:: EXTRACTED ENTRIES

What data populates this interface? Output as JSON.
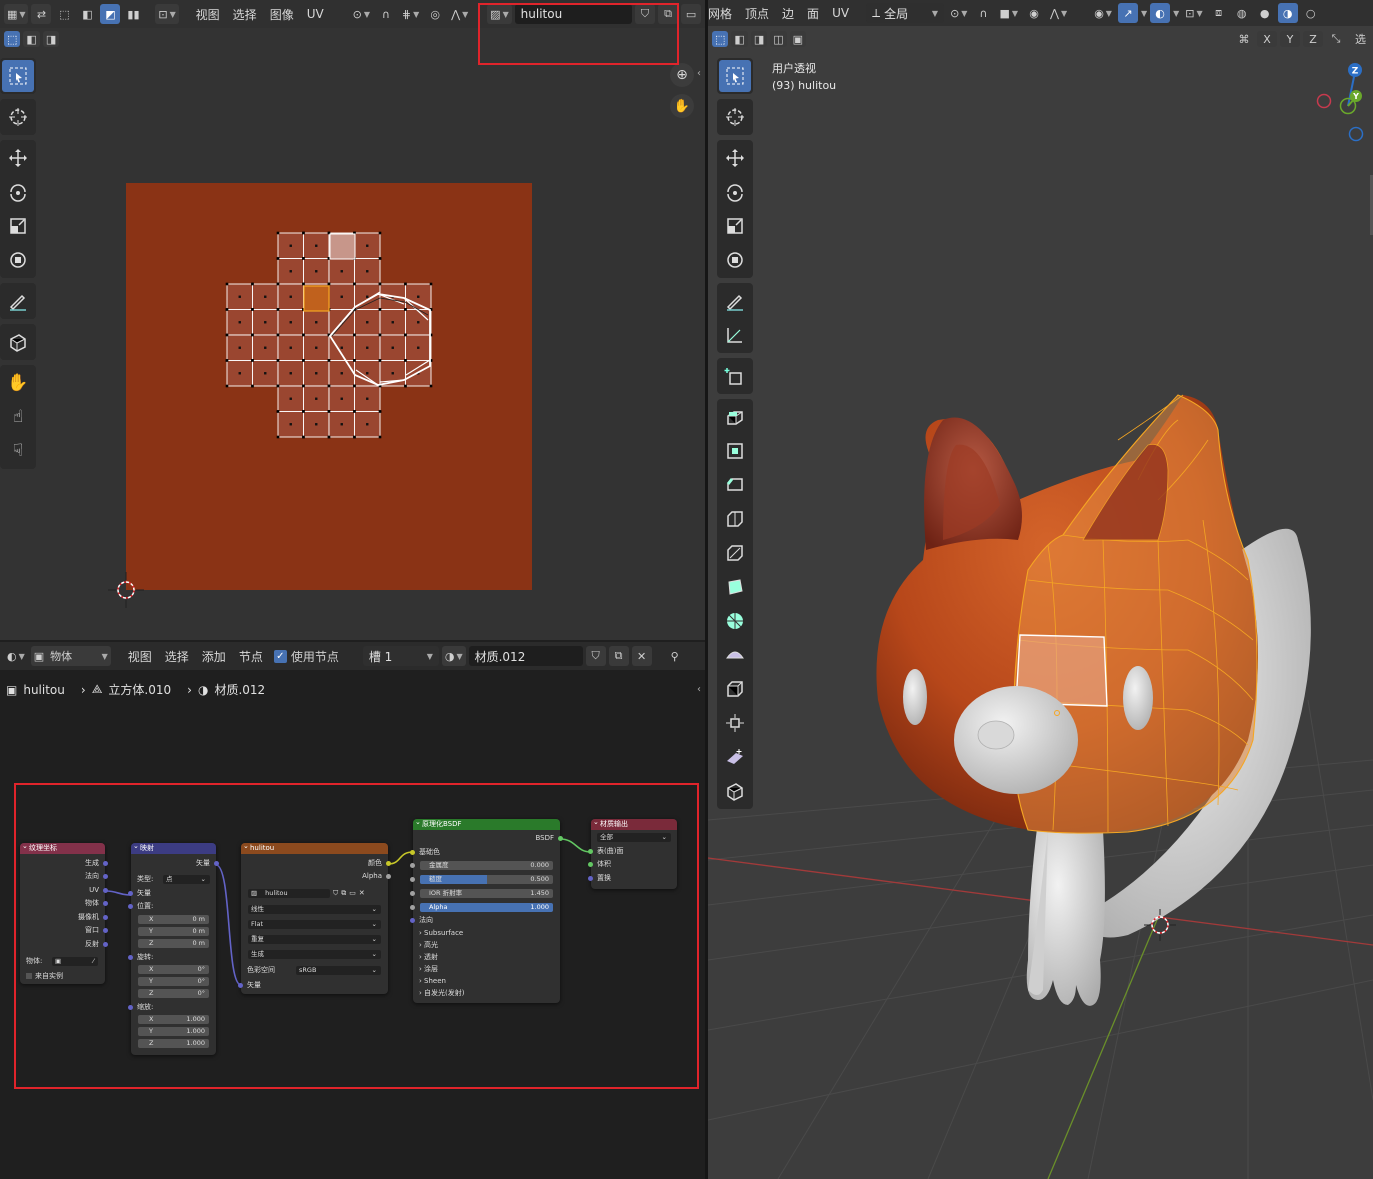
{
  "uv_editor": {
    "header": {
      "menus": [
        "视图",
        "选择",
        "图像",
        "UV"
      ],
      "image_name": "hulitou"
    }
  },
  "node_editor": {
    "header": {
      "mode": "物体",
      "menus": [
        "视图",
        "选择",
        "添加",
        "节点"
      ],
      "use_nodes_label": "使用节点",
      "use_nodes_checked": true,
      "slot": "槽 1",
      "material": "材质.012"
    },
    "breadcrumb": {
      "object": "hulitou",
      "mesh": "立方体.010",
      "material": "材质.012"
    },
    "nodes": {
      "texcoord": {
        "title": "纹理坐标",
        "outputs": [
          "生成",
          "法向",
          "UV",
          "物体",
          "摄像机",
          "窗口",
          "反射"
        ],
        "object_label": "物体:",
        "from_instancer": "来自实例"
      },
      "mapping": {
        "title": "映射",
        "output": "矢量",
        "type_label": "类型:",
        "type_value": "点",
        "vector_label": "矢量",
        "location_label": "位置:",
        "location": [
          [
            "X",
            "0 m"
          ],
          [
            "Y",
            "0 m"
          ],
          [
            "Z",
            "0 m"
          ]
        ],
        "rotation_label": "旋转:",
        "rotation": [
          [
            "X",
            "0°"
          ],
          [
            "Y",
            "0°"
          ],
          [
            "Z",
            "0°"
          ]
        ],
        "scale_label": "缩放:",
        "scale": [
          [
            "X",
            "1.000"
          ],
          [
            "Y",
            "1.000"
          ],
          [
            "Z",
            "1.000"
          ]
        ]
      },
      "image": {
        "title": "hulitou",
        "outputs": [
          "颜色",
          "Alpha"
        ],
        "image_name": "hulitou",
        "interpolation": "线性",
        "projection": "Flat",
        "extension": "重复",
        "source": "生成",
        "colorspace_label": "色彩空间",
        "colorspace": "sRGB",
        "vector_input": "矢量"
      },
      "bsdf": {
        "title": "原理化BSDF",
        "output": "BSDF",
        "base_color": "基础色",
        "metallic": [
          "金属度",
          "0.000"
        ],
        "roughness": [
          "糙度",
          "0.500",
          0.5
        ],
        "ior": [
          "IOR 折射率",
          "1.450"
        ],
        "alpha": [
          "Alpha",
          "1.000",
          1.0
        ],
        "normal": "法向",
        "panels": [
          "Subsurface",
          "高光",
          "透射",
          "涂层",
          "Sheen",
          "自发光(发射)"
        ]
      },
      "output": {
        "title": "材质输出",
        "target": "全部",
        "inputs": [
          "表(曲)面",
          "体积",
          "置换"
        ]
      }
    }
  },
  "viewport": {
    "header": {
      "menus": [
        "网格",
        "顶点",
        "边",
        "面",
        "UV"
      ],
      "transform_orientation": "全局"
    },
    "sub": {
      "axes": [
        "X",
        "Y",
        "Z"
      ],
      "more_label": "选"
    },
    "overlay": {
      "view_name": "用户透视",
      "object_info": "(93) hulitou"
    },
    "gizmo": {
      "z": "Z",
      "y": "Y"
    }
  },
  "colors": {
    "texture": "#8a3315",
    "accent": "#4772b3",
    "highlight": "#e0242b",
    "selection": "#f5a623",
    "node_input": "#83314a",
    "node_vector": "#3c3c83",
    "node_texture": "#8c4a1e",
    "node_shader": "#2a7a2a",
    "node_output": "#7a2a3a"
  }
}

::::

WHAT IS REQUIRED
Write the listing above out again exactly, dropping each image.

WRITTEN RESPONSE
What data populates this interface? Output as JSON.
{
  "uv_editor": {
    "header": {
      "menus": [
        "视图",
        "选择",
        "图像",
        "UV"
      ],
      "image_name": "hulitou"
    }
  },
  "node_editor": {
    "header": {
      "mode": "物体",
      "menus": [
        "视图",
        "选择",
        "添加",
        "节点"
      ],
      "use_nodes_label": "使用节点",
      "use_nodes_checked": true,
      "slot": "槽 1",
      "material": "材质.012"
    },
    "breadcrumb": {
      "object": "hulitou",
      "mesh": "立方体.010",
      "material": "材质.012"
    },
    "nodes": {
      "texcoord": {
        "title": "纹理坐标",
        "outputs": [
          "生成",
          "法向",
          "UV",
          "物体",
          "摄像机",
          "窗口",
          "反射"
        ],
        "object_label": "物体:",
        "from_instancer": "来自实例"
      },
      "mapping": {
        "title": "映射",
        "output": "矢量",
        "type_label": "类型:",
        "type_value": "点",
        "vector_label": "矢量",
        "location_label": "位置:",
        "location": [
          [
            "X",
            "0 m"
          ],
          [
            "Y",
            "0 m"
          ],
          [
            "Z",
            "0 m"
          ]
        ],
        "rotation_label": "旋转:",
        "rotation": [
          [
            "X",
            "0°"
          ],
          [
            "Y",
            "0°"
          ],
          [
            "Z",
            "0°"
          ]
        ],
        "scale_label": "缩放:",
        "scale": [
          [
            "X",
            "1.000"
          ],
          [
            "Y",
            "1.000"
          ],
          [
            "Z",
            "1.000"
          ]
        ]
      },
      "image": {
        "title": "hulitou",
        "outputs": [
          "颜色",
          "Alpha"
        ],
        "image_name": "hulitou",
        "interpolation": "线性",
        "projection": "Flat",
        "extension": "重复",
        "source": "生成",
        "colorspace_label": "色彩空间",
        "colorspace": "sRGB",
        "vector_input": "矢量"
      },
      "bsdf": {
        "title": "原理化BSDF",
        "output": "BSDF",
        "base_color": "基础色",
        "metallic": [
          "金属度",
          "0.000"
        ],
        "roughness": [
          "糙度",
          "0.500",
          0.5
        ],
        "ior": [
          "IOR 折射率",
          "1.450"
        ],
        "alpha": [
          "Alpha",
          "1.000",
          1.0
        ],
        "normal": "法向",
        "panels": [
          "Subsurface",
          "高光",
          "透射",
          "涂层",
          "Sheen",
          "自发光(发射)"
        ]
      },
      "output": {
        "title": "材质输出",
        "target": "全部",
        "inputs": [
          "表(曲)面",
          "体积",
          "置换"
        ]
      }
    }
  },
  "viewport": {
    "header": {
      "menus": [
        "网格",
        "顶点",
        "边",
        "面",
        "UV"
      ],
      "transform_orientation": "全局"
    },
    "sub": {
      "axes": [
        "X",
        "Y",
        "Z"
      ],
      "more_label": "选"
    },
    "overlay": {
      "view_name": "用户透视",
      "object_info": "(93) hulitou"
    },
    "gizmo": {
      "z": "Z",
      "y": "Y"
    }
  },
  "colors": {
    "texture": "#8a3315",
    "accent": "#4772b3",
    "highlight": "#e0242b",
    "selection": "#f5a623",
    "node_input": "#83314a",
    "node_vector": "#3c3c83",
    "node_texture": "#8c4a1e",
    "node_shader": "#2a7a2a",
    "node_output": "#7a2a3a"
  }
}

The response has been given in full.